• CONSIGNA 1:
Resume en dos oraciones el fragmento sobre Ruslan Bogoslowski.
• CONSIGNA 2:
Copia del fragmento sobre Ruslan Bogoslowski el pasaje que va de "Ruslan Bogoslowski, un" a "en gran cantidad.", ambos incluidos.
• CONSIGNA 3:
Responde estas preguntas sobre el fragmento acerca de Ruslan Bogoslowski:
(a) ¿En qué universidad estudiaba ingeniería Bogoslowski?
(b) ¿Por qué debían descartar las radiografías los hospitales y clínicas de su ciudad?
(c) ¿Cómo se conseguía el material revolviendo en la basura de los centros de salud?

• FRAGMENTO PROPORCIONADO:

****************

Ruslan Bogoslowski, un verdadero artesano del disco
La basura de los hospitales

Pero la necesidad despierta el ingenio y la inventiva. Algo de eso le ocurrió al joven estudiante de ingeniería de la Universidad de Leningrado Ruslan Bogoslowski. A principios de la década de 1950, y cansado de las dificultades para obtener vinilo para confeccionar las copias piratas de discos de artistas occidentales que solía conseguir, comenzó a buscar otros materiales en los que se pudiera imprimir sonidos.

De esta manera, luego de probar con diversos elementos, se fijó en las radiografías que, por ley debían descartar los hospitales y clínicas de su ciudad debido a que el material con el que estaban confeccionadas era altamente inflamable. Revolviendo en la basura que desechaban los centros de salud se conseguía el material gratis y en gran cantidad.

****************

• DATOS PROPORCIONADOS:
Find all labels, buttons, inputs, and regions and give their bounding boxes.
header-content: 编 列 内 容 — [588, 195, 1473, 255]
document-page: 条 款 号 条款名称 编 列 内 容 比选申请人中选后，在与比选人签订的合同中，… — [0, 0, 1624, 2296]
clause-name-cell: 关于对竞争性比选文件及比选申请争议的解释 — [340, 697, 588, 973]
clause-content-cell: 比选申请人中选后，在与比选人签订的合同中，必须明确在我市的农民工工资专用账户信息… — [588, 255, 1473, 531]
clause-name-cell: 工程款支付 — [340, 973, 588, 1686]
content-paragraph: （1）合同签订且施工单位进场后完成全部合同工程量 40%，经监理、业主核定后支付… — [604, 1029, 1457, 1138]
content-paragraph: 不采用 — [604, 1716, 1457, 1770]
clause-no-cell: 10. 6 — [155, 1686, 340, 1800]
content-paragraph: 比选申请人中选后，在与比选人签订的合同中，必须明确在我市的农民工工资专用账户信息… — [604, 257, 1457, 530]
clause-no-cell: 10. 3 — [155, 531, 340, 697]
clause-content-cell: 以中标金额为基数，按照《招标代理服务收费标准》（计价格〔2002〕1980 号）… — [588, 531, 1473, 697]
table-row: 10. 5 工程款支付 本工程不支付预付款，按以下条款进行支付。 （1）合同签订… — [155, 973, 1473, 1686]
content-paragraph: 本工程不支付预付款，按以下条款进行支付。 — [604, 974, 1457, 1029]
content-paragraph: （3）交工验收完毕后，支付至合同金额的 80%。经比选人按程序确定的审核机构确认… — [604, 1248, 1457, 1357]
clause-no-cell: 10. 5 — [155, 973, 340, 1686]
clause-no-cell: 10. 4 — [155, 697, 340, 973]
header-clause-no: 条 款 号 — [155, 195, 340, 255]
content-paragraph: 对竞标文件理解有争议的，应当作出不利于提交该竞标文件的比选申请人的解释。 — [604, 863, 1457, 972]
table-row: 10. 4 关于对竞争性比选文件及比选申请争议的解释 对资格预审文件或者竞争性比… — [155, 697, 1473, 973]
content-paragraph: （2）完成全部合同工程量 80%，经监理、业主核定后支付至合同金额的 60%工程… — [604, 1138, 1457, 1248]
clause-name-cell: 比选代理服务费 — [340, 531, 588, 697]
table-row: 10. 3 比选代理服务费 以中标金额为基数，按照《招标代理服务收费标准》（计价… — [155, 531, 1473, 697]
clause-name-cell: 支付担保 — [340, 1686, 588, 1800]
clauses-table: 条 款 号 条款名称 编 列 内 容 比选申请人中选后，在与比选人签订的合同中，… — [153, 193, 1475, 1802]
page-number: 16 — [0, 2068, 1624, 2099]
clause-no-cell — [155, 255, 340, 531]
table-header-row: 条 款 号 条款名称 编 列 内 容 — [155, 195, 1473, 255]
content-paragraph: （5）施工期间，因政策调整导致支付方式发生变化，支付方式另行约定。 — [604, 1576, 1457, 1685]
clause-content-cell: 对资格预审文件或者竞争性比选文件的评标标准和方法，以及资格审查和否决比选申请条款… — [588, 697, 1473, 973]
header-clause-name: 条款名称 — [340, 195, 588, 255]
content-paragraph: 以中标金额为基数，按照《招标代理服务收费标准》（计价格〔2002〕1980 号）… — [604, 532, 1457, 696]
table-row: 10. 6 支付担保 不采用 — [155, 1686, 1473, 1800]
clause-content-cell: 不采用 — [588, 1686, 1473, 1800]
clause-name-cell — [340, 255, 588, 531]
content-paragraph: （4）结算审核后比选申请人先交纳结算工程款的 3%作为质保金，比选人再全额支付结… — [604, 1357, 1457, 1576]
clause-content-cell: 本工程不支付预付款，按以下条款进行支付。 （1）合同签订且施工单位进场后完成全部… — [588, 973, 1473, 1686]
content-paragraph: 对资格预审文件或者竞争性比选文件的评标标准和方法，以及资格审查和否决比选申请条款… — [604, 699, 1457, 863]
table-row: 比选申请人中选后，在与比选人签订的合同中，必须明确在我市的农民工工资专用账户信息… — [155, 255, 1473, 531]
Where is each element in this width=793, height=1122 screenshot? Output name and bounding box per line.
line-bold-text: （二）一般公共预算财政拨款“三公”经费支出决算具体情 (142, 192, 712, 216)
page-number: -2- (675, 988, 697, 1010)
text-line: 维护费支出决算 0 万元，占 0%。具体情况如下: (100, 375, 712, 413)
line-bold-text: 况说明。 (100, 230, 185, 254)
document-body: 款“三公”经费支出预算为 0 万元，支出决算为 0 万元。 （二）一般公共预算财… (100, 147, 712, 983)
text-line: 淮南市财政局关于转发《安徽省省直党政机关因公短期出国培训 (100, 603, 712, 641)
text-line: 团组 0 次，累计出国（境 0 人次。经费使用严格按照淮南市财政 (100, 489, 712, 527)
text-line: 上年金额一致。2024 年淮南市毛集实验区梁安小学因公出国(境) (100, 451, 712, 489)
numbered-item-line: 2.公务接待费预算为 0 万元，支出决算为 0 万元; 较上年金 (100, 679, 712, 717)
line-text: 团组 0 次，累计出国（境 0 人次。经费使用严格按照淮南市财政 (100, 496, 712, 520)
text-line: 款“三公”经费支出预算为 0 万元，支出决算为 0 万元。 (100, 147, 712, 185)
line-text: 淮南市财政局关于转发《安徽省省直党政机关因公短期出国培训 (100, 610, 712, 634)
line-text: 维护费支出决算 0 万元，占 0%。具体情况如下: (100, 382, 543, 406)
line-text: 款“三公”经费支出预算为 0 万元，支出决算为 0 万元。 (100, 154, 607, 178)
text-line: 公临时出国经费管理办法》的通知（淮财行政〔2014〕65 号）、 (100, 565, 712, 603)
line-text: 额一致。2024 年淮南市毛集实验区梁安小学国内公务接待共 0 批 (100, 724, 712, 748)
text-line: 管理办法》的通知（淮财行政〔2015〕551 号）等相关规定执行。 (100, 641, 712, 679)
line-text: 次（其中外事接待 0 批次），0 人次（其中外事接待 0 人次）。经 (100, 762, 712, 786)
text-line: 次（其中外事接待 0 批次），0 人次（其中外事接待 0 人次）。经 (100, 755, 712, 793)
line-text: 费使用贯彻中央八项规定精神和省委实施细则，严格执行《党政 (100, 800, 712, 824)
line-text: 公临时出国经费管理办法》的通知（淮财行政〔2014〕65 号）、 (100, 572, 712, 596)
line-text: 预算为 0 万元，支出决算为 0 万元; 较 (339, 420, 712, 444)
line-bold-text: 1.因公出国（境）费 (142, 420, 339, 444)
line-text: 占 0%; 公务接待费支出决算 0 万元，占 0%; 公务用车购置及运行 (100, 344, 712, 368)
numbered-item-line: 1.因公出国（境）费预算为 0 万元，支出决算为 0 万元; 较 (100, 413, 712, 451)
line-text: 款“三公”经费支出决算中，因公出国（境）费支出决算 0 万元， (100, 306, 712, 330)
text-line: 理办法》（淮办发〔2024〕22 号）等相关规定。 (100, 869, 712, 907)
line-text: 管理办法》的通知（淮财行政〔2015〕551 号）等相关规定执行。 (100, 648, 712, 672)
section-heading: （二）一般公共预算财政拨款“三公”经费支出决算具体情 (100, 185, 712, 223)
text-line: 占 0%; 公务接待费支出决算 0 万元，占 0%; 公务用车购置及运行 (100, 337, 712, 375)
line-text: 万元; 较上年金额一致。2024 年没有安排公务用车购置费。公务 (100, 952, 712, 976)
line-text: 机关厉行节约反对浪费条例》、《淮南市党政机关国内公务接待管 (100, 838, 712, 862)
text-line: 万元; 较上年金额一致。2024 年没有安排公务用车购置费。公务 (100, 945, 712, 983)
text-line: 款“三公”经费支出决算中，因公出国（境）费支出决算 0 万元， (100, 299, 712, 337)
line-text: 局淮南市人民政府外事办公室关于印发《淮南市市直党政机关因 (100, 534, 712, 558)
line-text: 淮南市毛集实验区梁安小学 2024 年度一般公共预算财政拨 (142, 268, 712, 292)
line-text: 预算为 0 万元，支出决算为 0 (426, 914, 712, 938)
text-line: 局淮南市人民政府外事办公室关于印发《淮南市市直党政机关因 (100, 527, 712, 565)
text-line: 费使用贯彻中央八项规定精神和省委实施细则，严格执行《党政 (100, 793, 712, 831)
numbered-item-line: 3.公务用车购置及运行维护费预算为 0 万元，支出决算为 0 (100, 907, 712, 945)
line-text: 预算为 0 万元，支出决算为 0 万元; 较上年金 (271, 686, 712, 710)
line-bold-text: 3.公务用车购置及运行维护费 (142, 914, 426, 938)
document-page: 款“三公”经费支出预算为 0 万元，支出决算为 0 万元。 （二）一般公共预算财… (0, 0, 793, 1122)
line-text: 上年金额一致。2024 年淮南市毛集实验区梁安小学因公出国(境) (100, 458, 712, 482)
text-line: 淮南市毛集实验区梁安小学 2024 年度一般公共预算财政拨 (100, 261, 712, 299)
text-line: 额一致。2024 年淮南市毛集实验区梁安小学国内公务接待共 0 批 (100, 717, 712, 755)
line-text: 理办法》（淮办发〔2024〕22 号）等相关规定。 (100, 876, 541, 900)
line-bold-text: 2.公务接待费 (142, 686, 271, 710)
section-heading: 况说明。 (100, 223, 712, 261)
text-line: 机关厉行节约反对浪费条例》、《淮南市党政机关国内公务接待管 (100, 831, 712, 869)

****************

• RESPUESTA 1:
A principios de la década de 1950, Ruslan Bogoslowski, estudiante de ingeniería de la Universidad de Leningrado, se cansó de lo difícil que era obtener vinilo para sus copias piratas de discos de artistas occidentales y empezó a buscar otros materiales en los que imprimir sonidos. Tras probar con varios, se fijó en las radiografías que los hospitales y clínicas de su ciudad debían descartar por ley por ser muy inflamables, y que en su basura se conseguían gratis y en gran cantidad.

• RESPUESTA 2:
Ruslan Bogoslowski, un verdadero artesano del disco
La basura de los hospitales

Pero la necesidad despierta el ingenio y la inventiva. Algo de eso le ocurrió al joven estudiante de ingeniería de la Universidad de Leningrado Ruslan Bogoslowski. A principios de la década de 1950, y cansado de las dificultades para obtener vinilo para confeccionar las copias piratas de discos de artistas occidentales que solía conseguir, comenzó a buscar otros materiales en los que se pudiera imprimir sonidos.

De esta manera, luego de probar con diversos elementos, se fijó en las radiografías que, por ley debían descartar los hospitales y clínicas de su ciudad debido a que el material con el que estaban confeccionadas era altamente inflamable. Revolviendo en la basura que desechaban los centros de salud se conseguía el material gratis y en gran cantidad.

• RESPUESTA 3:
(a) En la Universidad de Leningrado.
(b) Porque el material con el que estaban hechas era altamente inflamable.
(c) Gratis y en gran cantidad.